--- START DATA SUPPLIED ---

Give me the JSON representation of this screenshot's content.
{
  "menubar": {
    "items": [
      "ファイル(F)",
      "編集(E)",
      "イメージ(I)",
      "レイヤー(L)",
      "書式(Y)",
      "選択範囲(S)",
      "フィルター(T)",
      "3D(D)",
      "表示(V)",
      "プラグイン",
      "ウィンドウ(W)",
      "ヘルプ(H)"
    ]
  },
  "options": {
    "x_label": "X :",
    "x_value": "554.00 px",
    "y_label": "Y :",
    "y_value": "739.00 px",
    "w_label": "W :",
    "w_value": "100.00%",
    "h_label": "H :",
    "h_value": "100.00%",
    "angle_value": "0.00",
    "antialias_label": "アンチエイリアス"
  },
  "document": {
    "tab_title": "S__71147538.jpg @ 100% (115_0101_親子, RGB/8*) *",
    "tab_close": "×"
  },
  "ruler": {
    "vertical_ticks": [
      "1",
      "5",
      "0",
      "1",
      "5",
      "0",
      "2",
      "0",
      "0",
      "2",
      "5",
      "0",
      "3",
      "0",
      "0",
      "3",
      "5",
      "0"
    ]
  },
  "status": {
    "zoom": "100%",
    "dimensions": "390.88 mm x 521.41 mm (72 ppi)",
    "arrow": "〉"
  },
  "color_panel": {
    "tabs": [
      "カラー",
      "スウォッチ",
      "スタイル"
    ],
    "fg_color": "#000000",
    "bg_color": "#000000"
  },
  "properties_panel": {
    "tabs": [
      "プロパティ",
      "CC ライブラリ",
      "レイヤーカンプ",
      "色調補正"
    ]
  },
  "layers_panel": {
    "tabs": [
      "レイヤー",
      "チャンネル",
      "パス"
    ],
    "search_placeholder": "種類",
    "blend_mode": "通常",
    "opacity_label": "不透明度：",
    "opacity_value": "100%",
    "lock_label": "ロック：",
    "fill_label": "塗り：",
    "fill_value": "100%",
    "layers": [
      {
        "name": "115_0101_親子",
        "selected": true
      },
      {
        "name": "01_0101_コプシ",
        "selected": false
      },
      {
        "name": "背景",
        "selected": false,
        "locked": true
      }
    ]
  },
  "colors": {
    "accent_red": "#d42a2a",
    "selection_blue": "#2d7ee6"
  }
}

--- END DATA SUPPLIED ---

- _WHAT IS REQUIRED_
Every record above needs to be repeated word for word.

- _ANSWER IN FULL_
Give me the JSON representation of this screenshot's content.
{
  "menubar": {
    "items": [
      "ファイル(F)",
      "編集(E)",
      "イメージ(I)",
      "レイヤー(L)",
      "書式(Y)",
      "選択範囲(S)",
      "フィルター(T)",
      "3D(D)",
      "表示(V)",
      "プラグイン",
      "ウィンドウ(W)",
      "ヘルプ(H)"
    ]
  },
  "options": {
    "x_label": "X :",
    "x_value": "554.00 px",
    "y_label": "Y :",
    "y_value": "739.00 px",
    "w_label": "W :",
    "w_value": "100.00%",
    "h_label": "H :",
    "h_value": "100.00%",
    "angle_value": "0.00",
    "antialias_label": "アンチエイリアス"
  },
  "document": {
    "tab_title": "S__71147538.jpg @ 100% (115_0101_親子, RGB/8*) *",
    "tab_close": "×"
  },
  "ruler": {
    "vertical_ticks": [
      "1",
      "5",
      "0",
      "1",
      "5",
      "0",
      "2",
      "0",
      "0",
      "2",
      "5",
      "0",
      "3",
      "0",
      "0",
      "3",
      "5",
      "0"
    ]
  },
  "status": {
    "zoom": "100%",
    "dimensions": "390.88 mm x 521.41 mm (72 ppi)",
    "arrow": "〉"
  },
  "color_panel": {
    "tabs": [
      "カラー",
      "スウォッチ",
      "スタイル"
    ],
    "fg_color": "#000000",
    "bg_color": "#000000"
  },
  "properties_panel": {
    "tabs": [
      "プロパティ",
      "CC ライブラリ",
      "レイヤーカンプ",
      "色調補正"
    ]
  },
  "layers_panel": {
    "tabs": [
      "レイヤー",
      "チャンネル",
      "パス"
    ],
    "search_placeholder": "種類",
    "blend_mode": "通常",
    "opacity_label": "不透明度：",
    "opacity_value": "100%",
    "lock_label": "ロック：",
    "fill_label": "塗り：",
    "fill_value": "100%",
    "layers": [
      {
        "name": "115_0101_親子",
        "selected": true
      },
      {
        "name": "01_0101_コプシ",
        "selected": false
      },
      {
        "name": "背景",
        "selected": false,
        "locked": true
      }
    ]
  },
  "colors": {
    "accent_red": "#d42a2a",
    "selection_blue": "#2d7ee6"
  }
}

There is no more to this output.